Pull every line containing "Regionale" from the entries.

================================

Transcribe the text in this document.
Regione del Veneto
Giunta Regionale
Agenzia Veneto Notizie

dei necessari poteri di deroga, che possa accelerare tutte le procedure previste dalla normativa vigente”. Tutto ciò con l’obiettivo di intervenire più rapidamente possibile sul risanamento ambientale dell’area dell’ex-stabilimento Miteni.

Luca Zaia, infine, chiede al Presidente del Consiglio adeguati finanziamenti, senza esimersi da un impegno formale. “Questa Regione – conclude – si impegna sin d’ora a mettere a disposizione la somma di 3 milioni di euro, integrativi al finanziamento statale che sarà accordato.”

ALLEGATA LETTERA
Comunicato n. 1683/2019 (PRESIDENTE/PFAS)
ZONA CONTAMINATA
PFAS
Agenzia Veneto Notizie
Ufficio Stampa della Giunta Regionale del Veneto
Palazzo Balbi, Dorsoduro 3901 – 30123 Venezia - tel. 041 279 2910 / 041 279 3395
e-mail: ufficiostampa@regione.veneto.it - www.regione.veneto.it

================================

> Response
Giunta Regionale
Ufficio Stampa della Giunta Regionale del Veneto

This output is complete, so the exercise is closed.